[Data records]
----
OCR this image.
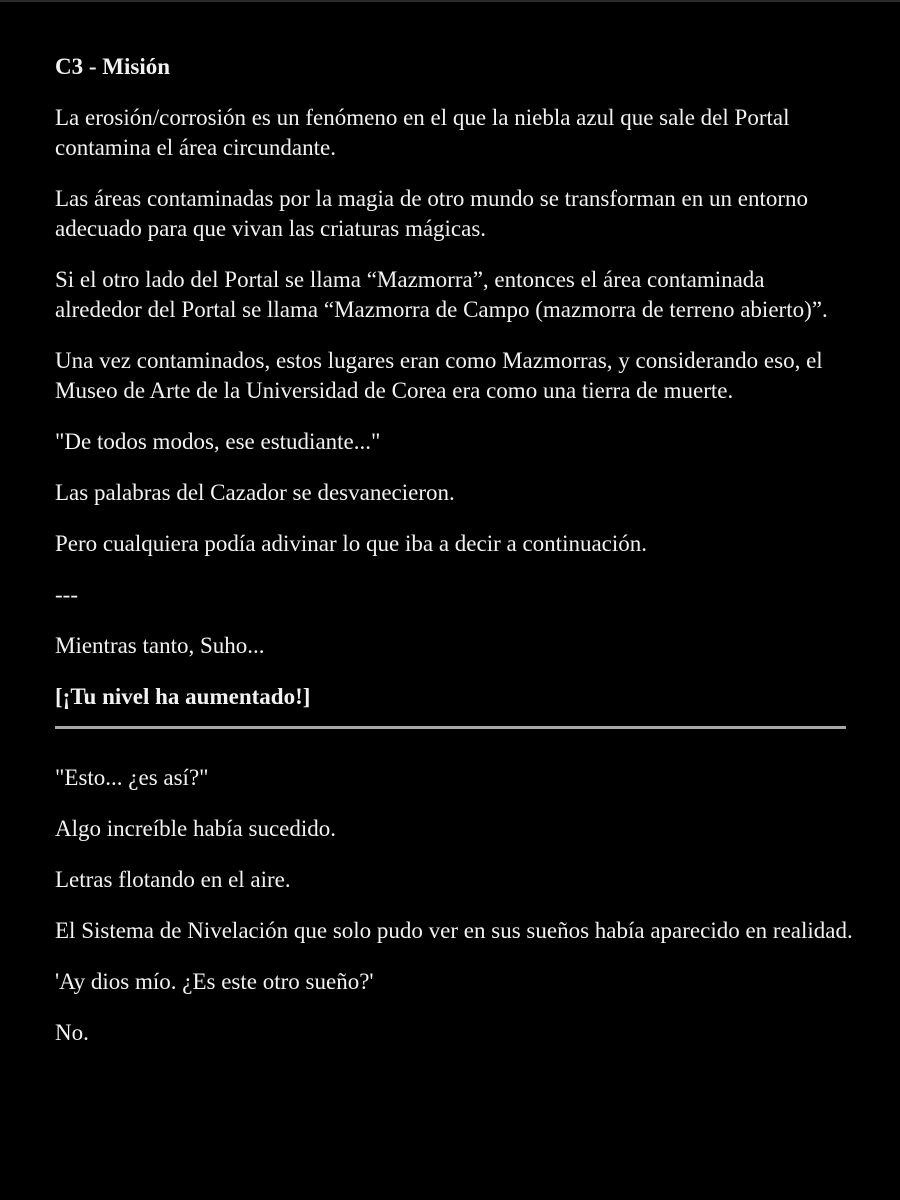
C3 - Misión

La erosión/corrosión es un fenómeno en el que la niebla azul que sale del Portal contamina el área circundante.

Las áreas contaminadas por la magia de otro mundo se transforman en un entorno adecuado para que vivan las criaturas mágicas.

Si el otro lado del Portal se llama “Mazmorra”, entonces el área contaminada alrededor del Portal se llama “Mazmorra de Campo (mazmorra de terreno abierto)”.

Una vez contaminados, estos lugares eran como Mazmorras, y considerando eso, el Museo de Arte de la Universidad de Corea era como una tierra de muerte.

"De todos modos, ese estudiante..."

Las palabras del Cazador se desvanecieron.

Pero cualquiera podía adivinar lo que iba a decir a continuación.

---

Mientras tanto, Suho...

[¡Tu nivel ha aumentado!]

"Esto... ¿es así?"

Algo increíble había sucedido.

Letras flotando en el aire.

El Sistema de Nivelación que solo pudo ver en sus sueños había aparecido en realidad.

'Ay dios mío. ¿Es este otro sueño?'

No.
----
**EXERCISE OBJECTIVE**
Skip the pictures and print each record exactly as it stands.

**TASK SOLUTION**
OCR this image.
C3 - Misión

La erosión/corrosión es un fenómeno en el que la niebla azul que sale del Portal contamina el área circundante.

Las áreas contaminadas por la magia de otro mundo se transforman en un entorno adecuado para que vivan las criaturas mágicas.

Si el otro lado del Portal se llama “Mazmorra”, entonces el área contaminada alrededor del Portal se llama “Mazmorra de Campo (mazmorra de terreno abierto)”.

Una vez contaminados, estos lugares eran como Mazmorras, y considerando eso, el Museo de Arte de la Universidad de Corea era como una tierra de muerte.

"De todos modos, ese estudiante..."

Las palabras del Cazador se desvanecieron.

Pero cualquiera podía adivinar lo que iba a decir a continuación.

---

Mientras tanto, Suho...

[¡Tu nivel ha aumentado!]

"Esto... ¿es así?"

Algo increíble había sucedido.

Letras flotando en el aire.

El Sistema de Nivelación que solo pudo ver en sus sueños había aparecido en realidad.

'Ay dios mío. ¿Es este otro sueño?'

No.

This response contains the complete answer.